====== Information provided ======

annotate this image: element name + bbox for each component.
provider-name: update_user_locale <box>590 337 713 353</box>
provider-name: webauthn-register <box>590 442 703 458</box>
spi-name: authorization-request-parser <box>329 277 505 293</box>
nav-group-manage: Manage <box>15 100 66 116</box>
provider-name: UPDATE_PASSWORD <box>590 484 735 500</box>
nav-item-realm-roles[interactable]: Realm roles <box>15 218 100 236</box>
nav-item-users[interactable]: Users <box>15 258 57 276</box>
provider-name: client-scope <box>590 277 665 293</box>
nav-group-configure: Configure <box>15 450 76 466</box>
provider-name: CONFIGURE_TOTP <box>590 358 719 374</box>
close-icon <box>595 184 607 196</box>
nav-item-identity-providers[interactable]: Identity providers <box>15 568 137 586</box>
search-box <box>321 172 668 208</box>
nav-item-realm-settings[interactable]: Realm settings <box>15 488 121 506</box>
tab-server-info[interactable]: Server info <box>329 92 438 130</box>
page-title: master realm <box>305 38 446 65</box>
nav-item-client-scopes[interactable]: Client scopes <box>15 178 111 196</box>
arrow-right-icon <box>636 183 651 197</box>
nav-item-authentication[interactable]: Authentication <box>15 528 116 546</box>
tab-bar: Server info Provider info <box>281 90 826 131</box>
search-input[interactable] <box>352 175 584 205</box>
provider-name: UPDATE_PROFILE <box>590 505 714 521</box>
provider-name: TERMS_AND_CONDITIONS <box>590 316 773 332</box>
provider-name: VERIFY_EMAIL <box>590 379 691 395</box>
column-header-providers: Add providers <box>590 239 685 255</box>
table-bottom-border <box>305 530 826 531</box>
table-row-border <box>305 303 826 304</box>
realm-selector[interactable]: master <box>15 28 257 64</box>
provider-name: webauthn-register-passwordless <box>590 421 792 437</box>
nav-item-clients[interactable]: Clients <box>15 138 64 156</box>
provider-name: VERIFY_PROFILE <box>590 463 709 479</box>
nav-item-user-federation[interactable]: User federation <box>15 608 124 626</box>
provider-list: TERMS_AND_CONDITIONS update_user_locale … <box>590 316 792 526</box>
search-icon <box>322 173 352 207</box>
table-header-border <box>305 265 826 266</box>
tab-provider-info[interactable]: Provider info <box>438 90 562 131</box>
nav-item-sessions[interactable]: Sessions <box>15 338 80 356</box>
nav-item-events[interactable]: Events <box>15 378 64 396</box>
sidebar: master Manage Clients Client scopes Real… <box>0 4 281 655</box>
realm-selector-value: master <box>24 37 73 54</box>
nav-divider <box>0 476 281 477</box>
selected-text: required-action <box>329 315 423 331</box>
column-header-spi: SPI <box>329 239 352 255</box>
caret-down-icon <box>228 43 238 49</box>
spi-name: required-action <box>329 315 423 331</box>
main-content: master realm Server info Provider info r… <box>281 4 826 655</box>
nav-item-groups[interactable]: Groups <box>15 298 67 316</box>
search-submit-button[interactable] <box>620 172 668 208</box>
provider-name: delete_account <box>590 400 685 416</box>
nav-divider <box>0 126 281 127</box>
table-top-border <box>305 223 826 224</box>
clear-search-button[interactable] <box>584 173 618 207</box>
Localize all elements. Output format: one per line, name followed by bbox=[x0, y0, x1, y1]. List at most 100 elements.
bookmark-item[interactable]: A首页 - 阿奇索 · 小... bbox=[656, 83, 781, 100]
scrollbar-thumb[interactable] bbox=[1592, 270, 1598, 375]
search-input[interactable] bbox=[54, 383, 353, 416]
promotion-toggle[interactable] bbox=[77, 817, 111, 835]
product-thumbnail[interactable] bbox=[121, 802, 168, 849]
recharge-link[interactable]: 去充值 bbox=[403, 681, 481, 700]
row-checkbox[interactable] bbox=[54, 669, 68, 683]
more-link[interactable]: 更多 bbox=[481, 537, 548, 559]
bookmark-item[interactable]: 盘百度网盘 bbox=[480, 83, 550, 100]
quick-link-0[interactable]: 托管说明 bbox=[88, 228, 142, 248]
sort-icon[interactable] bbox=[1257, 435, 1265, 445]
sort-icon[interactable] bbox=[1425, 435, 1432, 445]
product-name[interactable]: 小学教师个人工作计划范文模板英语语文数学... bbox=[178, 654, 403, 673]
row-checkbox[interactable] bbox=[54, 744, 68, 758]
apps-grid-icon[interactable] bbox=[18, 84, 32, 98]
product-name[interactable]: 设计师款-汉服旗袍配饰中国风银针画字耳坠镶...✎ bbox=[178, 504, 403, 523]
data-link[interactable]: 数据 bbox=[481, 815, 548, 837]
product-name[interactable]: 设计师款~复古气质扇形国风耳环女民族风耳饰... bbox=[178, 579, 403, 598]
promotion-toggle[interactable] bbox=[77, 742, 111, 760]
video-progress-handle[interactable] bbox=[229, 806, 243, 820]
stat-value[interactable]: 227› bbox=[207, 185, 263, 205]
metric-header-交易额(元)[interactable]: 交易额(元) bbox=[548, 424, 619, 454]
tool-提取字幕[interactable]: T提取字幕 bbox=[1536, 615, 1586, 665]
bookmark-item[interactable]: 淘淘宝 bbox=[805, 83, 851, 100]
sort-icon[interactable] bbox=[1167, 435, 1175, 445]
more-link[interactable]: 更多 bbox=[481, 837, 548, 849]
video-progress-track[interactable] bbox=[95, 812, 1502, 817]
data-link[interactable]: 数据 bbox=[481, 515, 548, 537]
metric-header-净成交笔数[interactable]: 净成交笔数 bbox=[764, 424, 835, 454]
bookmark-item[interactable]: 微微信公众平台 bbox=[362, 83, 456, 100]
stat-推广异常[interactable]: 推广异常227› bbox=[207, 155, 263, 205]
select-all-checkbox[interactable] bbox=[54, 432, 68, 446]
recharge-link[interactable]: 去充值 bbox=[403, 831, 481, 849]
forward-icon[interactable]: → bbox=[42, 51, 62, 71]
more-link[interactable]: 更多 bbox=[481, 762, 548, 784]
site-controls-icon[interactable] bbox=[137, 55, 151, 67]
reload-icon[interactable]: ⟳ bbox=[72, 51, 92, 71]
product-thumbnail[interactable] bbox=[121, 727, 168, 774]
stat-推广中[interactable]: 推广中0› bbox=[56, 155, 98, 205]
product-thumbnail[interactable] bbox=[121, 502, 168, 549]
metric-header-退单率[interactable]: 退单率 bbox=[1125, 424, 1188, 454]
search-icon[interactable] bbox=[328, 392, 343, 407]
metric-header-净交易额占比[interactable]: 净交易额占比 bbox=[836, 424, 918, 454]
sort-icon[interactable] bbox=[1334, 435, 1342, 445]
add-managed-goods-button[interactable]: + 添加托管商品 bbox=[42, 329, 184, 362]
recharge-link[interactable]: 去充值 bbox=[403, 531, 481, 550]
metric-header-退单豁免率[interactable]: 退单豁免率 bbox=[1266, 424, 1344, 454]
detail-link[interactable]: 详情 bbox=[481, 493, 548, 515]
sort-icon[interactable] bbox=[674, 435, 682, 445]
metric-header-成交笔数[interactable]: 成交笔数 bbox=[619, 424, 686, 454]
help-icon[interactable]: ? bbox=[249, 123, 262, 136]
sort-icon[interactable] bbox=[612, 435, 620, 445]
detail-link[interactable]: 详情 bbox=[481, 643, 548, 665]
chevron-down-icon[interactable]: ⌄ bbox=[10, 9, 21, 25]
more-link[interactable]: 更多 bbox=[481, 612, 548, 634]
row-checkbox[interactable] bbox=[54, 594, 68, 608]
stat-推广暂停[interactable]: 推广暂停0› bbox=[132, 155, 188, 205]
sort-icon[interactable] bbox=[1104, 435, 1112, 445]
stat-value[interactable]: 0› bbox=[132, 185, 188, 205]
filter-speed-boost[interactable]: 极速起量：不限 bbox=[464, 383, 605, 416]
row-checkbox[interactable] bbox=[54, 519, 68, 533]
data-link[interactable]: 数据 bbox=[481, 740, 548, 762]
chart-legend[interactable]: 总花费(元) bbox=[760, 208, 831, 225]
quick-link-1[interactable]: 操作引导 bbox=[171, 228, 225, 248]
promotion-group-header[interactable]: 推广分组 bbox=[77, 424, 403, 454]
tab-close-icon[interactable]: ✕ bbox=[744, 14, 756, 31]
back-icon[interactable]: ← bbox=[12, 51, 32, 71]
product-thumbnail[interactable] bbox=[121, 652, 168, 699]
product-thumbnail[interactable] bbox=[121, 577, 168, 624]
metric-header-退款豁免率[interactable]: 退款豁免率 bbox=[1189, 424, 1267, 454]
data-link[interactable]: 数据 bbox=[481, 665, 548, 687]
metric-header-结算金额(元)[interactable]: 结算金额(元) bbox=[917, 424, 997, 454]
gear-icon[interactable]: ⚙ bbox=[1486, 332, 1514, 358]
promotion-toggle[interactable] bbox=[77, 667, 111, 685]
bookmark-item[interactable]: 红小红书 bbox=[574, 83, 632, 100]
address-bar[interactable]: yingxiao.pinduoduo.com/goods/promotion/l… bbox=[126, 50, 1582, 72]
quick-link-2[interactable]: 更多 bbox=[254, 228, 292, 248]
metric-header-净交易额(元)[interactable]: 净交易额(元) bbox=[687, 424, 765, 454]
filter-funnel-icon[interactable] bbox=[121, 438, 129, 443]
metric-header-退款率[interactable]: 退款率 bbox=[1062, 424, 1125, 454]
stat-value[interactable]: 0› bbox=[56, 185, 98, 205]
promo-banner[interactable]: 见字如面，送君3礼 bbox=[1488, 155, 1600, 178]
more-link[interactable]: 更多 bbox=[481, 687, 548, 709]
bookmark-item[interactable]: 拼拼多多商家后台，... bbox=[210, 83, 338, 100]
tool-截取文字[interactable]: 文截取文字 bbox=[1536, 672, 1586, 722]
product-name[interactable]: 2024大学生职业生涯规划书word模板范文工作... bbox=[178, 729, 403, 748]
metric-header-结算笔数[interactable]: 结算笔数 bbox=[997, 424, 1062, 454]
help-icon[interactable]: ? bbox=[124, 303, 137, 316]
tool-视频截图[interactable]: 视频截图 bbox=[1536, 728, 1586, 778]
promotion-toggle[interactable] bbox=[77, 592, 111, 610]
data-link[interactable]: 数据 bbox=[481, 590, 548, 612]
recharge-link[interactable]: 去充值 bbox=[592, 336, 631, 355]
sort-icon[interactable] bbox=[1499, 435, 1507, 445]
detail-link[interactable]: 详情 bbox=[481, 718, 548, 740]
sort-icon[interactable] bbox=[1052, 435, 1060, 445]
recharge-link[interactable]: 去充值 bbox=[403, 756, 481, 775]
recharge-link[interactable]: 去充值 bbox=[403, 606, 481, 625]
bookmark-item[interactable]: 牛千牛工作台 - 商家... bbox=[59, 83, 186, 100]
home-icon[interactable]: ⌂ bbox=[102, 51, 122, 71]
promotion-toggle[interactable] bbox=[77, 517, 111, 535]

======

Short task: Render the items as a Markdown table with the columns "Row" and "Line," starting at the beginning of the items and stopping after the line that contains "realm-selector[interactable]: master <box>15". Omit blank lines.

Result of this exercise:
| Row | Line |
|---|---|
| 1 | annotate this image: element name + bbox for each component. |
| 2 | provider-name: update_user_locale <box>590 337 713 353</box> |
| 3 | provider-name: webauthn-register <box>590 442 703 458</box> |
| 4 | spi-name: authorization-request-parser <box>329 277 505 293</box> |
| 5 | nav-group-manage: Manage <box>15 100 66 116</box> |
| 6 | provider-name: UPDATE_PASSWORD <box>590 484 735 500</box> |
| 7 | nav-item-realm-roles[interactable]: Realm roles <box>15 218 100 236</box> |
| 8 | nav-item-users[interactable]: Users <box>15 258 57 276</box> |
| 9 | provider-name: client-scope <box>590 277 665 293</box> |
| 10 | nav-group-configure: Configure <box>15 450 76 466</box> |
| 11 | provider-name: CONFIGURE_TOTP <box>590 358 719 374</box> |
| 12 | close-icon <box>595 184 607 196</box> |
| 13 | nav-item-identity-providers[interactable]: Identity providers <box>15 568 137 586</box> |
| 14 | search-box <box>321 172 668 208</box> |
| 15 | nav-item-realm-settings[interactable]: Realm settings <box>15 488 121 506</box> |
| 16 | tab-server-info[interactable]: Server info <box>329 92 438 130</box> |
| 17 | page-title: master realm <box>305 38 446 65</box> |
| 18 | nav-item-client-scopes[interactable]: Client scopes <box>15 178 111 196</box> |
| 19 | arrow-right-icon <box>636 183 651 197</box> |
| 20 | nav-item-authentication[interactable]: Authentication <box>15 528 116 546</box> |
| 21 | tab-bar: Server info Provider info <box>281 90 826 131</box> |
| 22 | search-input[interactable] <box>352 175 584 205</box> |
| 23 | provider-name: UPDATE_PROFILE <box>590 505 714 521</box> |
| 24 | provider-name: TERMS_AND_CONDITIONS <box>590 316 773 332</box> |
| 25 | provider-name: VERIFY_EMAIL <box>590 379 691 395</box> |
| 26 | column-header-providers: Add providers <box>590 239 685 255</box> |
| 27 | table-bottom-border <box>305 530 826 531</box> |
| 28 | table-row-border <box>305 303 826 304</box> |
| 29 | realm-selector[interactable]: master <box>15 28 257 64</box> |